▶ _Short problem_
Copy all of the material exactly. Pictures are not to appear in the copy.

(Records)

------------------------

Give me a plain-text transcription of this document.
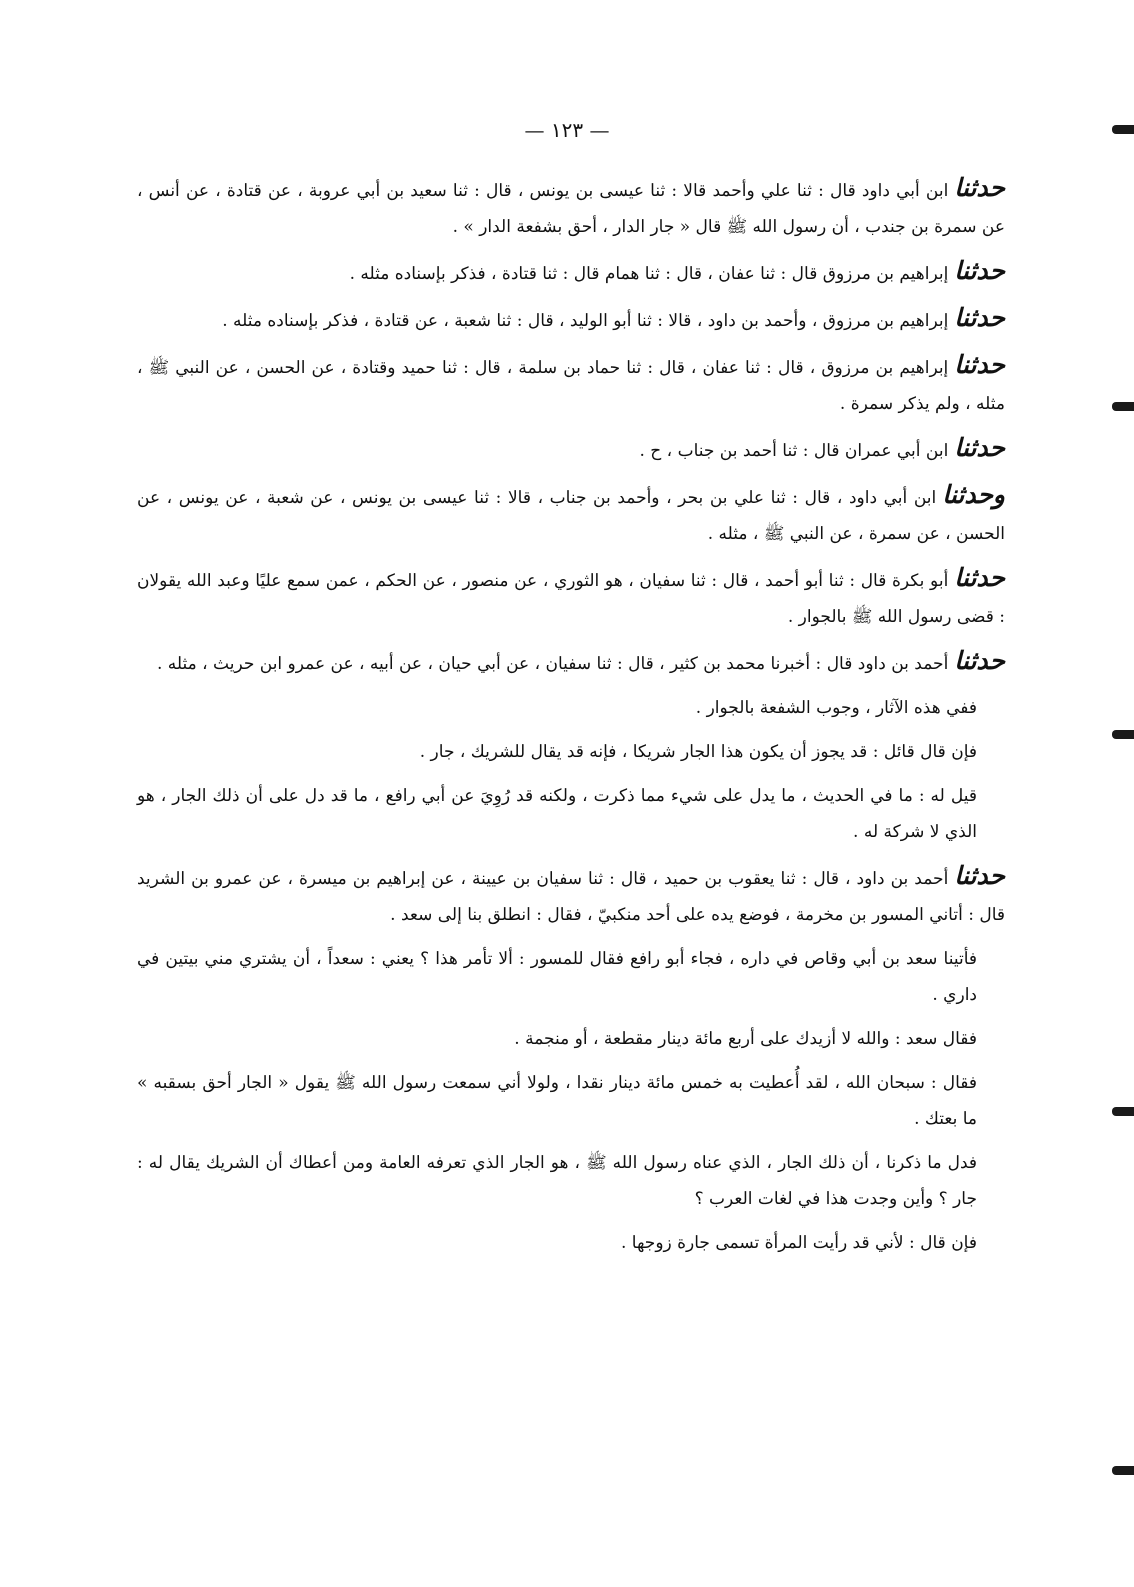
— ١٢٣ —

حدثناابن أبي داود قال : ثنا علي وأحمد قالا : ثنا عيسى بن يونس ، قال : ثنا سعيد بن أبي عروبة ، عن قتادة ، عن أنس ، عن سمرة بن جندب ، أن رسول الله ﷺ قال « جار الدار ، أحق بشفعة الدار » .

حدثناإبراهيم بن مرزوق قال : ثنا عفان ، قال : ثنا همام قال : ثنا قتادة ، فذكر بإسناده مثله .

حدثناإبراهيم بن مرزوق ، وأحمد بن داود ، قالا : ثنا أبو الوليد ، قال : ثنا شعبة ، عن قتادة ، فذكر بإسناده مثله .

حدثناإبراهيم بن مرزوق ، قال : ثنا عفان ، قال : ثنا حماد بن سلمة ، قال : ثنا حميد وقتادة ، عن الحسن ، عن النبي ﷺ ، مثله ، ولم يذكر سمرة .

حدثناابن أبي عمران قال : ثنا أحمد بن جناب ، ح .

وحدثناابن أبي داود ، قال : ثنا علي بن بحر ، وأحمد بن جناب ، قالا : ثنا عيسى بن يونس ، عن شعبة ، عن يونس ، عن الحسن ، عن سمرة ، عن النبي ﷺ ، مثله .

حدثناأبو بكرة قال : ثنا أبو أحمد ، قال : ثنا سفيان ، هو الثوري ، عن منصور ، عن الحكم ، عمن سمع عليًا وعبد الله يقولان : قضى رسول الله ﷺ بالجوار .

حدثناأحمد بن داود قال : أخبرنا محمد بن كثير ، قال : ثنا سفيان ، عن أبي حيان ، عن أبيه ، عن عمرو ابن حريث ، مثله .

ففي هذه الآثار ، وجوب الشفعة بالجوار .

فإن قال قائل : قد يجوز أن يكون هذا الجار شريكا ، فإنه قد يقال للشريك ، جار .

قيل له : ما في الحديث ، ما يدل على شيء مما ذكرت ، ولكنه قد رُوِيَ عن أبي رافع ، ما قد دل على أن ذلك الجار ، هو الذي لا شركة له .

حدثناأحمد بن داود ، قال : ثنا يعقوب بن حميد ، قال : ثنا سفيان بن عيينة ، عن إبراهيم بن ميسرة ، عن عمرو بن الشريد قال : أتاني المسور بن مخرمة ، فوضع يده على أحد منكبيّ ، فقال : انطلق بنا إلى سعد .

فأتينا سعد بن أبي وقاص في داره ، فجاء أبو رافع فقال للمسور : ألا تأمر هذا ؟ يعني : سعداً ، أن يشتري مني بيتين في داري .

فقال سعد : والله لا أزيدك على أربع مائة دينار مقطعة ، أو منجمة .

فقال : سبحان الله ، لقد أُعطيت به خمس مائة دينار نقدا ، ولولا أني سمعت رسول الله ﷺ يقول « الجار أحق بسقبه » ما بعتك .

فدل ما ذكرنا ، أن ذلك الجار ، الذي عناه رسول الله ﷺ ، هو الجار الذي تعرفه العامة ومن أعطاك أن الشريك يقال له : جار ؟ وأين وجدت هذا في لغات العرب ؟

فإن قال : لأني قد رأيت المرأة تسمى جارة زوجها .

------------------------

▶ _Task solution_
Give me a plain-text transcription of this document.
— ١٢٣ —

حدثناابن أبي داود قال : ثنا علي وأحمد قالا : ثنا عيسى بن يونس ، قال : ثنا سعيد بن أبي عروبة ، عن قتادة ، عن أنس ، عن سمرة بن جندب ، أن رسول الله ﷺ قال « جار الدار ، أحق بشفعة الدار » .

حدثناإبراهيم بن مرزوق قال : ثنا عفان ، قال : ثنا همام قال : ثنا قتادة ، فذكر بإسناده مثله .

حدثناإبراهيم بن مرزوق ، وأحمد بن داود ، قالا : ثنا أبو الوليد ، قال : ثنا شعبة ، عن قتادة ، فذكر بإسناده مثله .

حدثناإبراهيم بن مرزوق ، قال : ثنا عفان ، قال : ثنا حماد بن سلمة ، قال : ثنا حميد وقتادة ، عن الحسن ، عن النبي ﷺ ، مثله ، ولم يذكر سمرة .

حدثناابن أبي عمران قال : ثنا أحمد بن جناب ، ح .

وحدثناابن أبي داود ، قال : ثنا علي بن بحر ، وأحمد بن جناب ، قالا : ثنا عيسى بن يونس ، عن شعبة ، عن يونس ، عن الحسن ، عن سمرة ، عن النبي ﷺ ، مثله .

حدثناأبو بكرة قال : ثنا أبو أحمد ، قال : ثنا سفيان ، هو الثوري ، عن منصور ، عن الحكم ، عمن سمع عليًا وعبد الله يقولان : قضى رسول الله ﷺ بالجوار .

حدثناأحمد بن داود قال : أخبرنا محمد بن كثير ، قال : ثنا سفيان ، عن أبي حيان ، عن أبيه ، عن عمرو ابن حريث ، مثله .

ففي هذه الآثار ، وجوب الشفعة بالجوار .

فإن قال قائل : قد يجوز أن يكون هذا الجار شريكا ، فإنه قد يقال للشريك ، جار .

قيل له : ما في الحديث ، ما يدل على شيء مما ذكرت ، ولكنه قد رُوِيَ عن أبي رافع ، ما قد دل على أن ذلك الجار ، هو الذي لا شركة له .

حدثناأحمد بن داود ، قال : ثنا يعقوب بن حميد ، قال : ثنا سفيان بن عيينة ، عن إبراهيم بن ميسرة ، عن عمرو بن الشريد قال : أتاني المسور بن مخرمة ، فوضع يده على أحد منكبيّ ، فقال : انطلق بنا إلى سعد .

فأتينا سعد بن أبي وقاص في داره ، فجاء أبو رافع فقال للمسور : ألا تأمر هذا ؟ يعني : سعداً ، أن يشتري مني بيتين في داري .

فقال سعد : والله لا أزيدك على أربع مائة دينار مقطعة ، أو منجمة .

فقال : سبحان الله ، لقد أُعطيت به خمس مائة دينار نقدا ، ولولا أني سمعت رسول الله ﷺ يقول « الجار أحق بسقبه » ما بعتك .

فدل ما ذكرنا ، أن ذلك الجار ، الذي عناه رسول الله ﷺ ، هو الجار الذي تعرفه العامة ومن أعطاك أن الشريك يقال له : جار ؟ وأين وجدت هذا في لغات العرب ؟

فإن قال : لأني قد رأيت المرأة تسمى جارة زوجها .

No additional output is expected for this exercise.